## Direction
Scan the data beneath this task and copy each line that includes "clickr".

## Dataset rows
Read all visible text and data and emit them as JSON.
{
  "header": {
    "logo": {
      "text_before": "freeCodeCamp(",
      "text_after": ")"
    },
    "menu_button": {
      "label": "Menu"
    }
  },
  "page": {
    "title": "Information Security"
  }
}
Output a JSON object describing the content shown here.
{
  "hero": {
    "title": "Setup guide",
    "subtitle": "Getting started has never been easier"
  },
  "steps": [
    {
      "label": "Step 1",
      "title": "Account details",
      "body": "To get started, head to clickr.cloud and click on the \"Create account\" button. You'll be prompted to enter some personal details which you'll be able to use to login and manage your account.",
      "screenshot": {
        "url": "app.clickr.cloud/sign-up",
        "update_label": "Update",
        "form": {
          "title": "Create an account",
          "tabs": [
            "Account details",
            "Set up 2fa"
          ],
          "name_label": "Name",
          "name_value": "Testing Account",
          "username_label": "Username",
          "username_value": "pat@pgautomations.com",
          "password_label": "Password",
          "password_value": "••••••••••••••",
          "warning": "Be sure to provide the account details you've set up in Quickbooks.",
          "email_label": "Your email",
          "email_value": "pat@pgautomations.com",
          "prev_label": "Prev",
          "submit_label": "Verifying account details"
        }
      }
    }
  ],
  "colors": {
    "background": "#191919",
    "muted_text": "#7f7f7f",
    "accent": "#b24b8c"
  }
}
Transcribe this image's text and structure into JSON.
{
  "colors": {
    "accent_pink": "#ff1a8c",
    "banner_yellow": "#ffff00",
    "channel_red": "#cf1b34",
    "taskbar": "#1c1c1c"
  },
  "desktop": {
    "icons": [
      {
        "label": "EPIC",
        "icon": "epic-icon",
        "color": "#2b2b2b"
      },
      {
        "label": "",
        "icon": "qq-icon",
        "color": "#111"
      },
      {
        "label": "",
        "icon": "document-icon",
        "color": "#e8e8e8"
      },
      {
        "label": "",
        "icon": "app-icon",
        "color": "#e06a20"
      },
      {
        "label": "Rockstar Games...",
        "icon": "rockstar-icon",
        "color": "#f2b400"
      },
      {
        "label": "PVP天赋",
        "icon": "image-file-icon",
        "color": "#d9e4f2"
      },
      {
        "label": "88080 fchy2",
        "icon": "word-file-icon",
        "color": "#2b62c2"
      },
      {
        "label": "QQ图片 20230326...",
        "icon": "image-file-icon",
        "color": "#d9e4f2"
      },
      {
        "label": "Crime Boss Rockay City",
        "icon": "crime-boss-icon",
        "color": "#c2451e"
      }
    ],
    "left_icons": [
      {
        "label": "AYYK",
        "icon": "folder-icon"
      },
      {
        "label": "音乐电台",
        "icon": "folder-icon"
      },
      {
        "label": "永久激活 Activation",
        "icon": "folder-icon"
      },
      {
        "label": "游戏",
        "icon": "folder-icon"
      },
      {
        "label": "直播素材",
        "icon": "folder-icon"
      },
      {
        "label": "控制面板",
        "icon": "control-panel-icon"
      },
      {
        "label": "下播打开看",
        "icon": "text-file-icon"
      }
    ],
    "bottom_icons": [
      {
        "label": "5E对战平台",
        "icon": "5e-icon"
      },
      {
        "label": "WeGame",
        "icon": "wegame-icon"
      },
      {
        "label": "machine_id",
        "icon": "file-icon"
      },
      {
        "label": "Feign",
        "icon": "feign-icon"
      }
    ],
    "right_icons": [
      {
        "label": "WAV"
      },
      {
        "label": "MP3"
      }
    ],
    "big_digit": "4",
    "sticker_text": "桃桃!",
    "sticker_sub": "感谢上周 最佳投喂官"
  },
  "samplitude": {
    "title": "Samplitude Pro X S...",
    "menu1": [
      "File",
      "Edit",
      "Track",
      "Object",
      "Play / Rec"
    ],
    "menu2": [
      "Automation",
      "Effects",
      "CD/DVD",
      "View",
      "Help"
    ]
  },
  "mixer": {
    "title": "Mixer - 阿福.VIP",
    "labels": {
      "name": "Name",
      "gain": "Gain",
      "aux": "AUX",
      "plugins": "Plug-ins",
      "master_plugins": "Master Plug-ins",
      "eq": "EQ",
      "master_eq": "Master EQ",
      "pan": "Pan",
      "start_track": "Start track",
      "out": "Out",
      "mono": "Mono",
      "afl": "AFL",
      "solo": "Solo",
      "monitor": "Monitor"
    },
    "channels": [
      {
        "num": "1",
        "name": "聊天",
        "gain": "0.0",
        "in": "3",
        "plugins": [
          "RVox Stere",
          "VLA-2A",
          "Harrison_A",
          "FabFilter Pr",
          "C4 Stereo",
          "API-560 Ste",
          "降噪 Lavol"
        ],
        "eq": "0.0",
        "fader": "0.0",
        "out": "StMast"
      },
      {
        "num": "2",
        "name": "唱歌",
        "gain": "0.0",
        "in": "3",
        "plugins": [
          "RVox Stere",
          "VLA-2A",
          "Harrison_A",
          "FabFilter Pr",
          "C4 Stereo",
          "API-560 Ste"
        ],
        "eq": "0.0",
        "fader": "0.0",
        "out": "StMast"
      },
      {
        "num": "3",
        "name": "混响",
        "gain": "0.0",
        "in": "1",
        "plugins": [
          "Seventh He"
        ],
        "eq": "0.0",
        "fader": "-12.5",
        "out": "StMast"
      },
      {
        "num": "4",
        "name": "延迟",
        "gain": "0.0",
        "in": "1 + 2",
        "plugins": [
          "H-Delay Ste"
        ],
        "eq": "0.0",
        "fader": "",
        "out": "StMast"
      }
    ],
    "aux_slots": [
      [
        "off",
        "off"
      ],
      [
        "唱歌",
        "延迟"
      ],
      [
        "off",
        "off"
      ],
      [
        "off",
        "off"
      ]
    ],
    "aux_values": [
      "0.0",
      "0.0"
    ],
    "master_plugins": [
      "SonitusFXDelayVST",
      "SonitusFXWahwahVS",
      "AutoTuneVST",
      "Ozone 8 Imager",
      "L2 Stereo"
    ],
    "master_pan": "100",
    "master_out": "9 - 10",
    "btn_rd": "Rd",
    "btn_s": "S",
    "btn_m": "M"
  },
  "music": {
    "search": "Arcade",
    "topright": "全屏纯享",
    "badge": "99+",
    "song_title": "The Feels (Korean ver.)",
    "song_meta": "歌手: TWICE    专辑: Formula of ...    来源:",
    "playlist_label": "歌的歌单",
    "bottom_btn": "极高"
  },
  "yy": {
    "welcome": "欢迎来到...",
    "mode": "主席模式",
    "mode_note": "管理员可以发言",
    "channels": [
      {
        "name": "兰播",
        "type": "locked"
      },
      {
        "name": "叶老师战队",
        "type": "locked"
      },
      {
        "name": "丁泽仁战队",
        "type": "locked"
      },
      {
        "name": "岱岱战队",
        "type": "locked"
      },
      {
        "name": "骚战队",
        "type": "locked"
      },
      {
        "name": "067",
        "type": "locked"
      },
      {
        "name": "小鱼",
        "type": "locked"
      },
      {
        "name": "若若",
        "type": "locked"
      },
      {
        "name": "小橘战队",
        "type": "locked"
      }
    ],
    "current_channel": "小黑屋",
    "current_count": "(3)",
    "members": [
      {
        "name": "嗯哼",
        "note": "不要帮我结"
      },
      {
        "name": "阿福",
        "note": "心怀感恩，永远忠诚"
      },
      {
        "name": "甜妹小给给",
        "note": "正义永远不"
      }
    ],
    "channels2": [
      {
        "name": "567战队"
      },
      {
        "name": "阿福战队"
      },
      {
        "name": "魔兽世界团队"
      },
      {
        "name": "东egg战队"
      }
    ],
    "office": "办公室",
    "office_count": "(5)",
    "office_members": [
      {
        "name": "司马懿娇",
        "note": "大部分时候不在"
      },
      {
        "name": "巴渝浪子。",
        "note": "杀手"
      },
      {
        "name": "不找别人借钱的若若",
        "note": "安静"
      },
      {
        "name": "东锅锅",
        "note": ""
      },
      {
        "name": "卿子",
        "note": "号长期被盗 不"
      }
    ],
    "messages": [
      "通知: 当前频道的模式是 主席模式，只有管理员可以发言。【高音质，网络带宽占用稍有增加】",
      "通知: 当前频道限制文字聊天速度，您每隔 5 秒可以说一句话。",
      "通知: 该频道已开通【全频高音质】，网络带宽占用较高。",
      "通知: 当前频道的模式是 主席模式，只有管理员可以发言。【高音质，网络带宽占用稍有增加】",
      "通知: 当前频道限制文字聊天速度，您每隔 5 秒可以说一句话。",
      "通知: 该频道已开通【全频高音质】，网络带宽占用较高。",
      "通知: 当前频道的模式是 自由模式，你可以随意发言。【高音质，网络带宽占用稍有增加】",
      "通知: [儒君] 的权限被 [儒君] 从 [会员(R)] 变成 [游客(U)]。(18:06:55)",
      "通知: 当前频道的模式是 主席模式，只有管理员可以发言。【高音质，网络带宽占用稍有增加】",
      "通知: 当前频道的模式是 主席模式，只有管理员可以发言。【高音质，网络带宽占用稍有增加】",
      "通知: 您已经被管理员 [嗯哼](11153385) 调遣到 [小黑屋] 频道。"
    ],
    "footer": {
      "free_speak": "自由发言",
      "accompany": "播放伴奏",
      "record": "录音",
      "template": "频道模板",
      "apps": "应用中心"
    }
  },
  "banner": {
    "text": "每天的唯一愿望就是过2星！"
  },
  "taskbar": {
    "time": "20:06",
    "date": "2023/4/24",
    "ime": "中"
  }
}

## Exercise output
      "body": "To get started, head to clickr.cloud and click on the \"Create account\" button. You'll be prompted to enter some personal details which you'll be able to use to login and manage your account.",
        "url": "app.clickr.cloud/sign-up",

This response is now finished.